Recorded data

────────────────

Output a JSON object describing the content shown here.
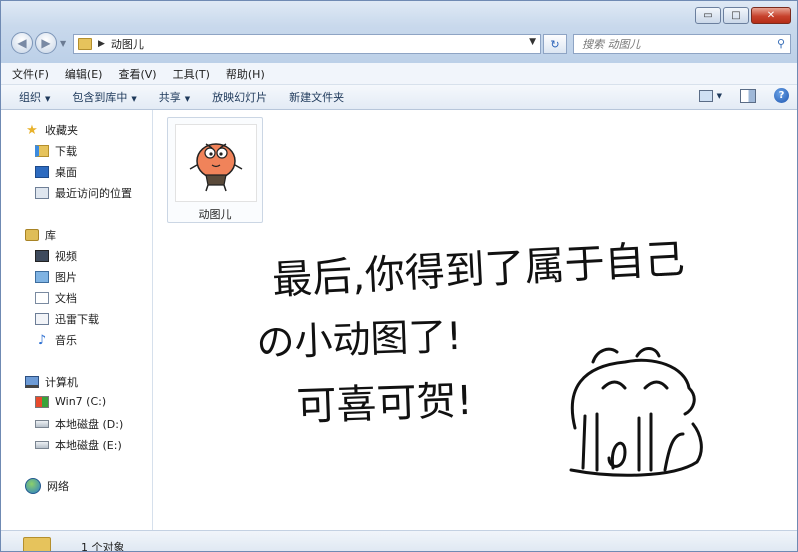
{
  "window": {
    "caption_buttons": {
      "minimize": "▭",
      "maximize": "□",
      "close": "✕"
    }
  },
  "toolbar": {
    "address_path": "动图儿",
    "search_placeholder": "搜索 动图儿"
  },
  "menubar": {
    "items": [
      "文件(F)",
      "编辑(E)",
      "查看(V)",
      "工具(T)",
      "帮助(H)"
    ]
  },
  "commandbar": {
    "items": [
      "组织",
      "包含到库中",
      "共享",
      "放映幻灯片",
      "新建文件夹"
    ]
  },
  "navpane": {
    "favorites": {
      "label": "收藏夹",
      "items": [
        "下载",
        "桌面",
        "最近访问的位置"
      ]
    },
    "libraries": {
      "label": "库",
      "items": [
        "视频",
        "图片",
        "文档",
        "迅雷下载",
        "音乐"
      ]
    },
    "computer": {
      "label": "计算机",
      "items": [
        "Win7 (C:)",
        "本地磁盘 (D:)",
        "本地磁盘 (E:)"
      ]
    },
    "network": {
      "label": "网络"
    }
  },
  "content": {
    "file": {
      "name": "动图儿"
    },
    "overlay_text": {
      "line1": "最后,你得到了属于自己",
      "line2": "の小动图了!",
      "line3": "可喜可贺!"
    }
  },
  "statusbar": {
    "text": "1 个对象"
  },
  "colors": {
    "frame": "#bcd0e8",
    "accent": "#2a62b8",
    "close": "#c7422d",
    "folder": "#e6c35c"
  }
}
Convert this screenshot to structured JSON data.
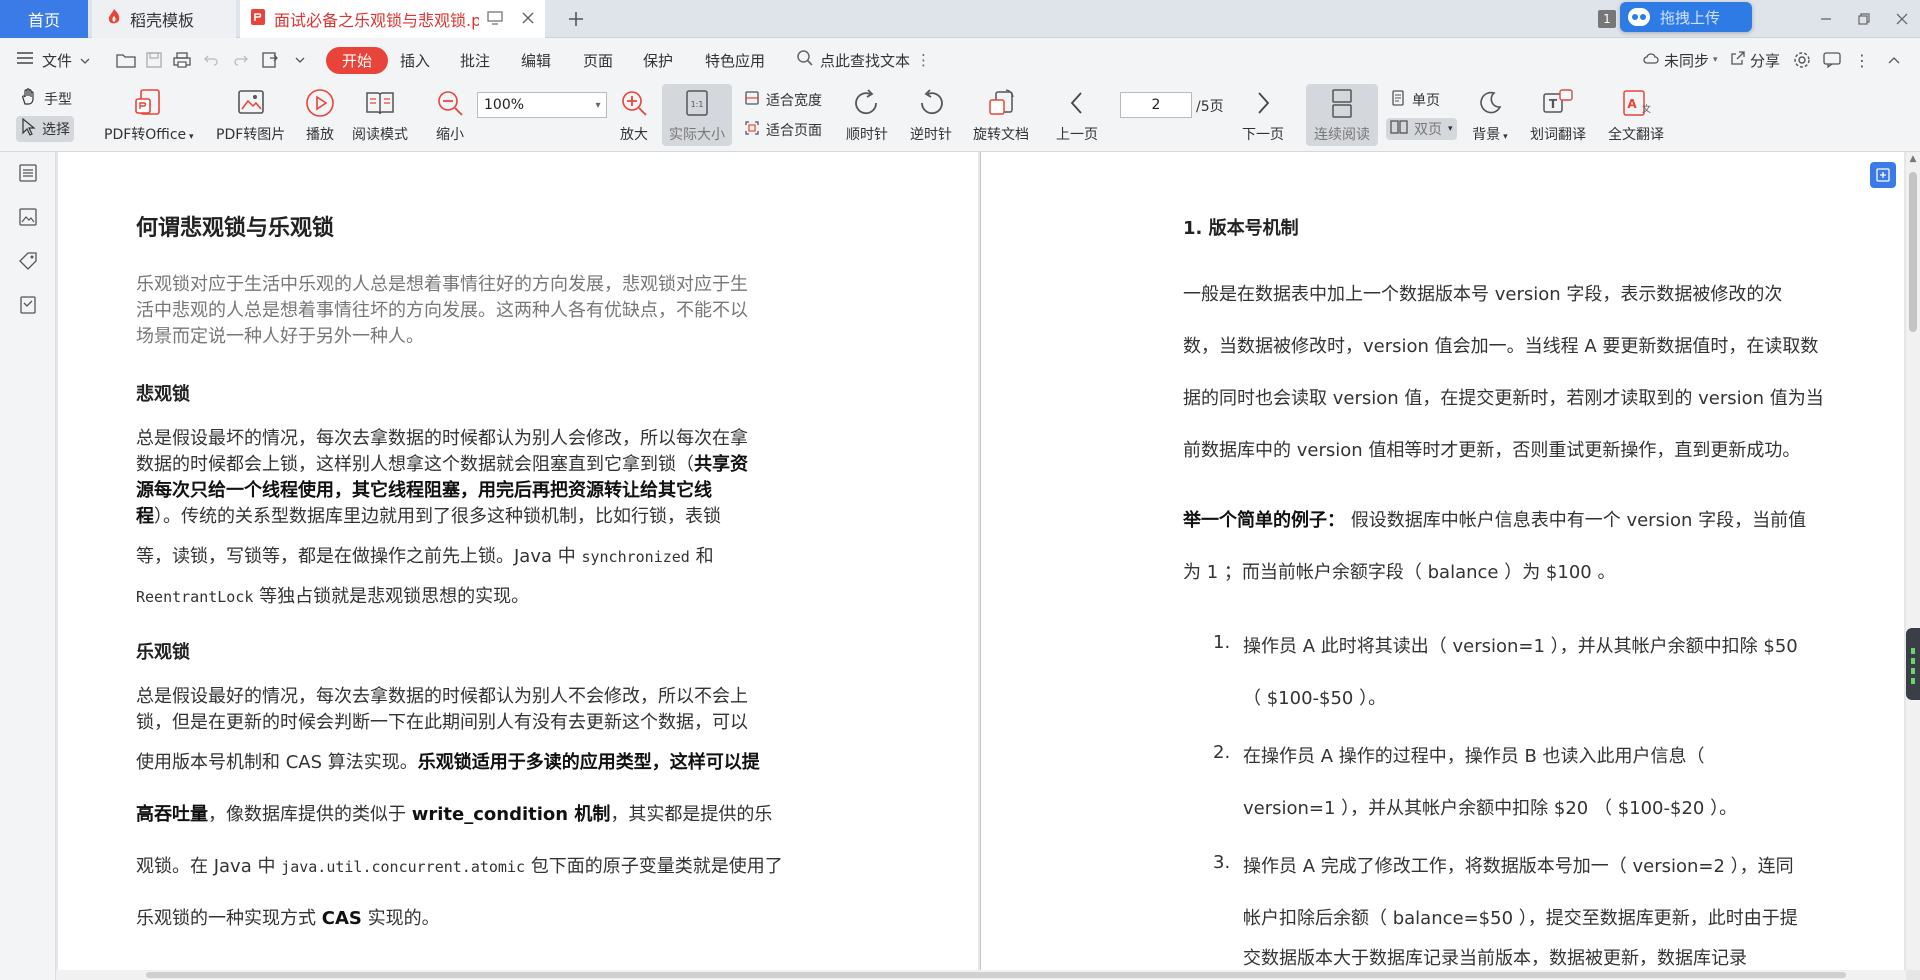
{
  "tabs": {
    "home": "首页",
    "template": "稻壳模板",
    "document": "面试必备之乐观锁与悲观锁.pdf",
    "upload": "拖拽上传",
    "badge": "1"
  },
  "menu": {
    "file": "文件",
    "start": "开始",
    "insert": "插入",
    "annotate": "批注",
    "edit": "编辑",
    "page": "页面",
    "protect": "保护",
    "special": "特色应用",
    "search": "点此查找文本",
    "sync": "未同步",
    "share": "分享"
  },
  "ribbon": {
    "hand": "手型",
    "select": "选择",
    "pdf_to_office": "PDF转Office",
    "pdf_to_image": "PDF转图片",
    "play": "播放",
    "read_mode": "阅读模式",
    "zoom_out": "缩小",
    "zoom_value": "100%",
    "zoom_in": "放大",
    "actual_size": "实际大小",
    "fit_width": "适合宽度",
    "fit_page": "适合页面",
    "clockwise": "顺时针",
    "counter_clockwise": "逆时针",
    "rotate_doc": "旋转文档",
    "prev_page": "上一页",
    "page_current": "2",
    "page_total": "/5页",
    "next_page": "下一页",
    "continuous": "连续阅读",
    "single": "单页",
    "double": "双页",
    "background": "背景",
    "word_translate": "划词翻译",
    "full_translate": "全文翻译"
  },
  "left_page": {
    "title": "何谓悲观锁与乐观锁",
    "intro": [
      "乐观锁对应于生活中乐观的人总是想着事情往好的方向发展，悲观锁对应于生",
      "活中悲观的人总是想着事情往坏的方向发展。这两种人各有优缺点，不能不以",
      "场景而定说一种人好于另外一种人。"
    ],
    "pessimistic_heading": "悲观锁",
    "pess_l1": "总是假设最坏的情况，每次去拿数据的时候都认为别人会修改，所以每次在拿",
    "pess_l2a": "数据的时候都会上锁，这样别人想拿这个数据就会阻塞直到它拿到锁（",
    "pess_l2b": "共享资",
    "pess_l3": "源每次只给一个线程使用，其它线程阻塞，用完后再把资源转让给其它线",
    "pess_l4a": "程",
    "pess_l4b": "）。传统的关系型数据库里边就用到了很多这种锁机制，比如行锁，表锁",
    "pess_l5a": "等，读锁，写锁等，都是在做操作之前先上锁。Java 中 ",
    "pess_l5b": "synchronized",
    "pess_l5c": " 和",
    "pess_l6a": "ReentrantLock",
    "pess_l6b": " 等独占锁就是悲观锁思想的实现。",
    "optimistic_heading": "乐观锁",
    "opt_l1": "总是假设最好的情况，每次去拿数据的时候都认为别人不会修改，所以不会上",
    "opt_l2": "锁，但是在更新的时候会判断一下在此期间别人有没有去更新这个数据，可以",
    "opt_l3a": "使用版本号机制和 CAS 算法实现。",
    "opt_l3b": "乐观锁适用于多读的应用类型，这样可以提",
    "opt_l4a": "高吞吐量",
    "opt_l4b": "，像数据库提供的类似于 ",
    "opt_l4c": "write_condition 机制",
    "opt_l4d": "，其实都是提供的乐",
    "opt_l5a": "观锁。在 Java 中 ",
    "opt_l5b": "java.util.concurrent.atomic",
    "opt_l5c": " 包下面的原子变量类就是使用了",
    "opt_l6a": "乐观锁的一种实现方式 ",
    "opt_l6b": "CAS",
    "opt_l6c": " 实现的。"
  },
  "right_page": {
    "heading": "1. 版本号机制",
    "para": [
      "一般是在数据表中加上一个数据版本号 version 字段，表示数据被修改的次",
      "数，当数据被修改时，version 值会加一。当线程 A 要更新数据值时，在读取数",
      "据的同时也会读取 version 值，在提交更新时，若刚才读取到的 version 值为当",
      "前数据库中的 version 值相等时才更新，否则重试更新操作，直到更新成功。"
    ],
    "example_bold": "举一个简单的例子：",
    "example_l1": " 假设数据库中帐户信息表中有一个  version  字段，当前值",
    "example_l2": "为  1  ；而当前帐户余额字段（  balance  ）为  $100  。",
    "items": [
      {
        "num": "1.",
        "l1": "操作员   A   此时将其读出（   version=1   ），并从其帐户余额中扣除   $50",
        "l2": "（   $100-$50   ）。"
      },
      {
        "num": "2.",
        "l1": "在操作员   A   操作的过程中，操作员 B   也读入此用户信息（",
        "l2": "version=1   ），并从其帐户余额中扣除   $20    （   $100-$20   ）。"
      },
      {
        "num": "3.",
        "l1": "操作员   A   完成了修改工作，将数据版本号加一（   version=2   ），连同",
        "l2": "帐户扣除后余额（   balance=$50   ），提交至数据库更新，此时由于提",
        "l3": "交数据版本大于数据库记录当前版本，数据被更新，数据库记录"
      }
    ]
  }
}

────────────────

__To do__. Return the listing above in full and without alteration, excluding its pictures.

__Finished answer__.
Output a JSON object describing the content shown here.
{
  "window": {
    "caption_buttons": {
      "minimize": "▭",
      "maximize": "□",
      "close": "✕"
    }
  },
  "toolbar": {
    "address_path": "动图儿",
    "search_placeholder": "搜索 动图儿"
  },
  "menubar": {
    "items": [
      "文件(F)",
      "编辑(E)",
      "查看(V)",
      "工具(T)",
      "帮助(H)"
    ]
  },
  "commandbar": {
    "items": [
      "组织",
      "包含到库中",
      "共享",
      "放映幻灯片",
      "新建文件夹"
    ]
  },
  "navpane": {
    "favorites": {
      "label": "收藏夹",
      "items": [
        "下载",
        "桌面",
        "最近访问的位置"
      ]
    },
    "libraries": {
      "label": "库",
      "items": [
        "视频",
        "图片",
        "文档",
        "迅雷下载",
        "音乐"
      ]
    },
    "computer": {
      "label": "计算机",
      "items": [
        "Win7 (C:)",
        "本地磁盘 (D:)",
        "本地磁盘 (E:)"
      ]
    },
    "network": {
      "label": "网络"
    }
  },
  "content": {
    "file": {
      "name": "动图儿"
    },
    "overlay_text": {
      "line1": "最后,你得到了属于自己",
      "line2": "の小动图了!",
      "line3": "可喜可贺!"
    }
  },
  "statusbar": {
    "text": "1 个对象"
  },
  "colors": {
    "frame": "#bcd0e8",
    "accent": "#2a62b8",
    "close": "#c7422d",
    "folder": "#e6c35c"
  }
}
Convert this screenshot to structured JSON data.
{
  "tabs": {
    "home": "首页",
    "template": "稻壳模板",
    "document": "面试必备之乐观锁与悲观锁.pdf",
    "upload": "拖拽上传",
    "badge": "1"
  },
  "menu": {
    "file": "文件",
    "start": "开始",
    "insert": "插入",
    "annotate": "批注",
    "edit": "编辑",
    "page": "页面",
    "protect": "保护",
    "special": "特色应用",
    "search": "点此查找文本",
    "sync": "未同步",
    "share": "分享"
  },
  "ribbon": {
    "hand": "手型",
    "select": "选择",
    "pdf_to_office": "PDF转Office",
    "pdf_to_image": "PDF转图片",
    "play": "播放",
    "read_mode": "阅读模式",
    "zoom_out": "缩小",
    "zoom_value": "100%",
    "zoom_in": "放大",
    "actual_size": "实际大小",
    "fit_width": "适合宽度",
    "fit_page": "适合页面",
    "clockwise": "顺时针",
    "counter_clockwise": "逆时针",
    "rotate_doc": "旋转文档",
    "prev_page": "上一页",
    "page_current": "2",
    "page_total": "/5页",
    "next_page": "下一页",
    "continuous": "连续阅读",
    "single": "单页",
    "double": "双页",
    "background": "背景",
    "word_translate": "划词翻译",
    "full_translate": "全文翻译"
  },
  "left_page": {
    "title": "何谓悲观锁与乐观锁",
    "intro": [
      "乐观锁对应于生活中乐观的人总是想着事情往好的方向发展，悲观锁对应于生",
      "活中悲观的人总是想着事情往坏的方向发展。这两种人各有优缺点，不能不以",
      "场景而定说一种人好于另外一种人。"
    ],
    "pessimistic_heading": "悲观锁",
    "pess_l1": "总是假设最坏的情况，每次去拿数据的时候都认为别人会修改，所以每次在拿",
    "pess_l2a": "数据的时候都会上锁，这样别人想拿这个数据就会阻塞直到它拿到锁（",
    "pess_l2b": "共享资",
    "pess_l3": "源每次只给一个线程使用，其它线程阻塞，用完后再把资源转让给其它线",
    "pess_l4a": "程",
    "pess_l4b": "）。传统的关系型数据库里边就用到了很多这种锁机制，比如行锁，表锁",
    "pess_l5a": "等，读锁，写锁等，都是在做操作之前先上锁。Java 中 ",
    "pess_l5b": "synchronized",
    "pess_l5c": " 和",
    "pess_l6a": "ReentrantLock",
    "pess_l6b": " 等独占锁就是悲观锁思想的实现。",
    "optimistic_heading": "乐观锁",
    "opt_l1": "总是假设最好的情况，每次去拿数据的时候都认为别人不会修改，所以不会上",
    "opt_l2": "锁，但是在更新的时候会判断一下在此期间别人有没有去更新这个数据，可以",
    "opt_l3a": "使用版本号机制和 CAS 算法实现。",
    "opt_l3b": "乐观锁适用于多读的应用类型，这样可以提",
    "opt_l4a": "高吞吐量",
    "opt_l4b": "，像数据库提供的类似于 ",
    "opt_l4c": "write_condition 机制",
    "opt_l4d": "，其实都是提供的乐",
    "opt_l5a": "观锁。在 Java 中 ",
    "opt_l5b": "java.util.concurrent.atomic",
    "opt_l5c": " 包下面的原子变量类就是使用了",
    "opt_l6a": "乐观锁的一种实现方式 ",
    "opt_l6b": "CAS",
    "opt_l6c": " 实现的。"
  },
  "right_page": {
    "heading": "1. 版本号机制",
    "para": [
      "一般是在数据表中加上一个数据版本号 version 字段，表示数据被修改的次",
      "数，当数据被修改时，version 值会加一。当线程 A 要更新数据值时，在读取数",
      "据的同时也会读取 version 值，在提交更新时，若刚才读取到的 version 值为当",
      "前数据库中的 version 值相等时才更新，否则重试更新操作，直到更新成功。"
    ],
    "example_bold": "举一个简单的例子：",
    "example_l1": " 假设数据库中帐户信息表中有一个  version  字段，当前值",
    "example_l2": "为  1  ；而当前帐户余额字段（  balance  ）为  $100  。",
    "items": [
      {
        "num": "1.",
        "l1": "操作员   A   此时将其读出（   version=1   ），并从其帐户余额中扣除   $50",
        "l2": "（   $100-$50   ）。"
      },
      {
        "num": "2.",
        "l1": "在操作员   A   操作的过程中，操作员 B   也读入此用户信息（",
        "l2": "version=1   ），并从其帐户余额中扣除   $20    （   $100-$20   ）。"
      },
      {
        "num": "3.",
        "l1": "操作员   A   完成了修改工作，将数据版本号加一（   version=2   ），连同",
        "l2": "帐户扣除后余额（   balance=$50   ），提交至数据库更新，此时由于提",
        "l3": "交数据版本大于数据库记录当前版本，数据被更新，数据库记录"
      }
    ]
  }
}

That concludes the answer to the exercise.